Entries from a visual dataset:
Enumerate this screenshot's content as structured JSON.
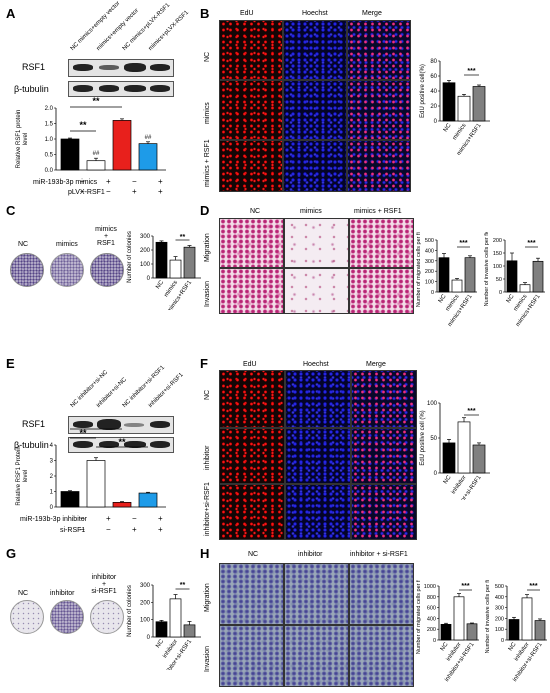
{
  "panels": {
    "A": {
      "label": "A",
      "lanes": [
        "NC mimics+empty vector",
        "mimics+empty vector",
        "NC mimics+pLVX-RSF1",
        "mimics+pLVX-RSF1"
      ],
      "blot_labels": [
        "RSF1",
        "β-tubulin"
      ],
      "sig": [
        "**",
        "**",
        "##",
        "##"
      ],
      "treat_rows": [
        {
          "name": "miR-193b-3p mimics",
          "signs": [
            "−",
            "+",
            "−",
            "+"
          ]
        },
        {
          "name": "pLVX-RSF1",
          "signs": [
            "−",
            "−",
            "+",
            "+"
          ]
        }
      ]
    },
    "B": {
      "label": "B",
      "cols": [
        "EdU",
        "Hoechst",
        "Merge"
      ],
      "rows": [
        "NC",
        "mimics",
        "mimics + RSF1"
      ],
      "sig": "***"
    },
    "C": {
      "label": "C",
      "cols": [
        "NC",
        "mimics",
        "mimics\n+\nRSF1"
      ],
      "sig": "**"
    },
    "D": {
      "label": "D",
      "cols": [
        "NC",
        "mimics",
        "mimics + RSF1"
      ],
      "rows": [
        "Migration",
        "Invasion"
      ],
      "sig1": "***",
      "sig2": "***"
    },
    "E": {
      "label": "E",
      "lanes": [
        "NC inhibitor+si-NC",
        "inhibitor+si-NC",
        "NC inhibitor+si-RSF1",
        "inhibitor+si-RSF1"
      ],
      "blot_labels": [
        "RSF1",
        "β-tubulin"
      ],
      "sig": [
        "**",
        "**",
        "**"
      ],
      "treat_rows": [
        {
          "name": "miR-193b-3p inhibitor",
          "signs": [
            "−",
            "+",
            "−",
            "+"
          ]
        },
        {
          "name": "si-RSF1",
          "signs": [
            "−",
            "−",
            "+",
            "+"
          ]
        }
      ]
    },
    "F": {
      "label": "F",
      "cols": [
        "EdU",
        "Hoechst",
        "Merge"
      ],
      "rows": [
        "NC",
        "inhibitor",
        "inhibitor+si-RSF1"
      ],
      "sig": "***"
    },
    "G": {
      "label": "G",
      "cols": [
        "NC",
        "inhibitor",
        "inhibitor\n+\nsi-RSF1"
      ],
      "sig": "**"
    },
    "H": {
      "label": "H",
      "cols": [
        "NC",
        "inhibitor",
        "inhibitor + si-RSF1"
      ],
      "rows": [
        "Migration",
        "Invasion"
      ],
      "sig1": "***",
      "sig2": "***"
    }
  },
  "colors": {
    "black": "#000000",
    "white": "#ffffff",
    "red": "#e8201c",
    "blue": "#1e9be8",
    "gray": "#808080"
  },
  "chart_data": [
    {
      "id": "A",
      "type": "bar",
      "categories": [
        "NC mimics+empty vector",
        "mimics+empty vector",
        "NC mimics+pLVX-RSF1",
        "mimics+pLVX-RSF1"
      ],
      "values": [
        1.0,
        0.3,
        1.6,
        0.85
      ],
      "errors": [
        0.03,
        0.08,
        0.05,
        0.06
      ],
      "ylabel": "Relative RSF1 protein\nlevel",
      "ylim": [
        0,
        2
      ],
      "yticks": [
        "0.0",
        "0.5",
        "1.0",
        "1.5",
        "2.0"
      ],
      "colors": [
        "#000000",
        "#ffffff",
        "#e8201c",
        "#1e9be8"
      ]
    },
    {
      "id": "B",
      "type": "bar",
      "categories": [
        "NC",
        "mimics",
        "mimics+RSF1"
      ],
      "values": [
        51,
        33,
        46
      ],
      "errors": [
        3,
        2.5,
        2
      ],
      "ylabel": "EdU positive cell(%)",
      "ylim": [
        0,
        80
      ],
      "yticks": [
        "0",
        "20",
        "40",
        "60",
        "80"
      ],
      "colors": [
        "#000000",
        "#ffffff",
        "#808080"
      ]
    },
    {
      "id": "C",
      "type": "bar",
      "categories": [
        "NC",
        "mimics",
        "mimics+RSF1"
      ],
      "values": [
        255,
        128,
        220
      ],
      "errors": [
        10,
        25,
        12
      ],
      "ylabel": "Number of colonies",
      "ylim": [
        0,
        300
      ],
      "yticks": [
        "0",
        "100",
        "200",
        "300"
      ],
      "colors": [
        "#000000",
        "#ffffff",
        "#808080"
      ]
    },
    {
      "id": "D1",
      "type": "bar",
      "categories": [
        "NC",
        "mimics",
        "mimics+RSF1"
      ],
      "values": [
        330,
        115,
        330
      ],
      "errors": [
        40,
        15,
        18
      ],
      "ylabel": "Number of migrated cells per field",
      "ylim": [
        0,
        500
      ],
      "yticks": [
        "0",
        "100",
        "200",
        "300",
        "400",
        "500"
      ],
      "colors": [
        "#000000",
        "#ffffff",
        "#808080"
      ]
    },
    {
      "id": "D2",
      "type": "bar",
      "categories": [
        "NC",
        "mimics",
        "mimics+RSF1"
      ],
      "values": [
        120,
        28,
        118
      ],
      "errors": [
        30,
        8,
        12
      ],
      "ylabel": "Number of invasive cells per field",
      "ylim": [
        0,
        200
      ],
      "yticks": [
        "0",
        "50",
        "100",
        "150",
        "200"
      ],
      "colors": [
        "#000000",
        "#ffffff",
        "#808080"
      ]
    },
    {
      "id": "E",
      "type": "bar",
      "categories": [
        "NC inhibitor+si-NC",
        "inhibitor+si-NC",
        "NC inhibitor+si-RSF1",
        "inhibitor+si-RSF1"
      ],
      "values": [
        1.0,
        3.0,
        0.3,
        0.9
      ],
      "errors": [
        0.05,
        0.18,
        0.05,
        0.05
      ],
      "ylabel": "Relative RSF1 Protein\nlevel",
      "ylim": [
        0,
        4
      ],
      "yticks": [
        "0",
        "1",
        "2",
        "3",
        "4"
      ],
      "colors": [
        "#000000",
        "#ffffff",
        "#e8201c",
        "#1e9be8"
      ]
    },
    {
      "id": "F",
      "type": "bar",
      "categories": [
        "NC",
        "inhibitor",
        "inhibitor+si-RSF1"
      ],
      "values": [
        43,
        73,
        40
      ],
      "errors": [
        5,
        6,
        3
      ],
      "ylabel": "EdU positive cell (%)",
      "ylim": [
        0,
        100
      ],
      "yticks": [
        "0",
        "50",
        "100"
      ],
      "colors": [
        "#000000",
        "#ffffff",
        "#808080"
      ]
    },
    {
      "id": "G",
      "type": "bar",
      "categories": [
        "NC",
        "inhibitor",
        "inhibitor+si-RSF1"
      ],
      "values": [
        88,
        220,
        70
      ],
      "errors": [
        8,
        25,
        20
      ],
      "ylabel": "Number of colonies",
      "ylim": [
        0,
        300
      ],
      "yticks": [
        "0",
        "100",
        "200",
        "300"
      ],
      "colors": [
        "#000000",
        "#ffffff",
        "#808080"
      ]
    },
    {
      "id": "H1",
      "type": "bar",
      "categories": [
        "NC",
        "inhibitor",
        "inhibitor+si-RSF1"
      ],
      "values": [
        290,
        800,
        300
      ],
      "errors": [
        20,
        60,
        15
      ],
      "ylabel": "Number of migrated cells per field",
      "ylim": [
        0,
        1000
      ],
      "yticks": [
        "0",
        "200",
        "400",
        "600",
        "800",
        "1000"
      ],
      "colors": [
        "#000000",
        "#ffffff",
        "#808080"
      ]
    },
    {
      "id": "H2",
      "type": "bar",
      "categories": [
        "NC",
        "inhibitor",
        "inhibitor+si-RSF1"
      ],
      "values": [
        190,
        390,
        180
      ],
      "errors": [
        20,
        30,
        15
      ],
      "ylabel": "Number of invasive cells per field",
      "ylim": [
        0,
        500
      ],
      "yticks": [
        "0",
        "100",
        "200",
        "300",
        "400",
        "500"
      ],
      "colors": [
        "#000000",
        "#ffffff",
        "#808080"
      ]
    }
  ]
}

§ **TASK PROMPT**:
The answer is a number only: how many lines of the data above include "positive"?

§ **COMPLETED EXERCISE**:
2